* [Supplied entries]
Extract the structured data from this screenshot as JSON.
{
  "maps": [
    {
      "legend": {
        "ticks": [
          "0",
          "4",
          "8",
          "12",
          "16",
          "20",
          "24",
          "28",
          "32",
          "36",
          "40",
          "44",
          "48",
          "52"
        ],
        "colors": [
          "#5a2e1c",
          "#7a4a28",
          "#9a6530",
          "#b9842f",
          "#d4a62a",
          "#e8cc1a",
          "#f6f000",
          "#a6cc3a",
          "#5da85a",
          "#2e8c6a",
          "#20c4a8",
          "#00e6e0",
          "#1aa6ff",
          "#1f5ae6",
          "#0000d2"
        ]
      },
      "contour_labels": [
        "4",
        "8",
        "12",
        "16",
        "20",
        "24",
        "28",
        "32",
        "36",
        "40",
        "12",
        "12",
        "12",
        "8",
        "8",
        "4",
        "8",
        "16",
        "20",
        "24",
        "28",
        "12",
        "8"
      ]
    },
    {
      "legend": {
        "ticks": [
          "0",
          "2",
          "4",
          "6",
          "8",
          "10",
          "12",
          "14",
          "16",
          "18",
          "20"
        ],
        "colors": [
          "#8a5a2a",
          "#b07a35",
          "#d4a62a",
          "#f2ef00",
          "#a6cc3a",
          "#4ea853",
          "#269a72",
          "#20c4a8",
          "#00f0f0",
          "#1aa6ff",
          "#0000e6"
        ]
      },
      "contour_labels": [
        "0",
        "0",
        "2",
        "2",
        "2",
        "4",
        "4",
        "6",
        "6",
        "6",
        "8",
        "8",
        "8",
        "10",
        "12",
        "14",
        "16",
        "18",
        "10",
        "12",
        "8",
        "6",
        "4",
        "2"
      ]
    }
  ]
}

* [Task] Transcribe each record exactly. Leave nothing out.

* [Solved problem]
Extract the structured data from this screenshot as JSON.
{
  "maps": [
    {
      "legend": {
        "ticks": [
          "0",
          "4",
          "8",
          "12",
          "16",
          "20",
          "24",
          "28",
          "32",
          "36",
          "40",
          "44",
          "48",
          "52"
        ],
        "colors": [
          "#5a2e1c",
          "#7a4a28",
          "#9a6530",
          "#b9842f",
          "#d4a62a",
          "#e8cc1a",
          "#f6f000",
          "#a6cc3a",
          "#5da85a",
          "#2e8c6a",
          "#20c4a8",
          "#00e6e0",
          "#1aa6ff",
          "#1f5ae6",
          "#0000d2"
        ]
      },
      "contour_labels": [
        "4",
        "8",
        "12",
        "16",
        "20",
        "24",
        "28",
        "32",
        "36",
        "40",
        "12",
        "12",
        "12",
        "8",
        "8",
        "4",
        "8",
        "16",
        "20",
        "24",
        "28",
        "12",
        "8"
      ]
    },
    {
      "legend": {
        "ticks": [
          "0",
          "2",
          "4",
          "6",
          "8",
          "10",
          "12",
          "14",
          "16",
          "18",
          "20"
        ],
        "colors": [
          "#8a5a2a",
          "#b07a35",
          "#d4a62a",
          "#f2ef00",
          "#a6cc3a",
          "#4ea853",
          "#269a72",
          "#20c4a8",
          "#00f0f0",
          "#1aa6ff",
          "#0000e6"
        ]
      },
      "contour_labels": [
        "0",
        "0",
        "2",
        "2",
        "2",
        "4",
        "4",
        "6",
        "6",
        "6",
        "8",
        "8",
        "8",
        "10",
        "12",
        "14",
        "16",
        "18",
        "10",
        "12",
        "8",
        "6",
        "4",
        "2"
      ]
    }
  ]
}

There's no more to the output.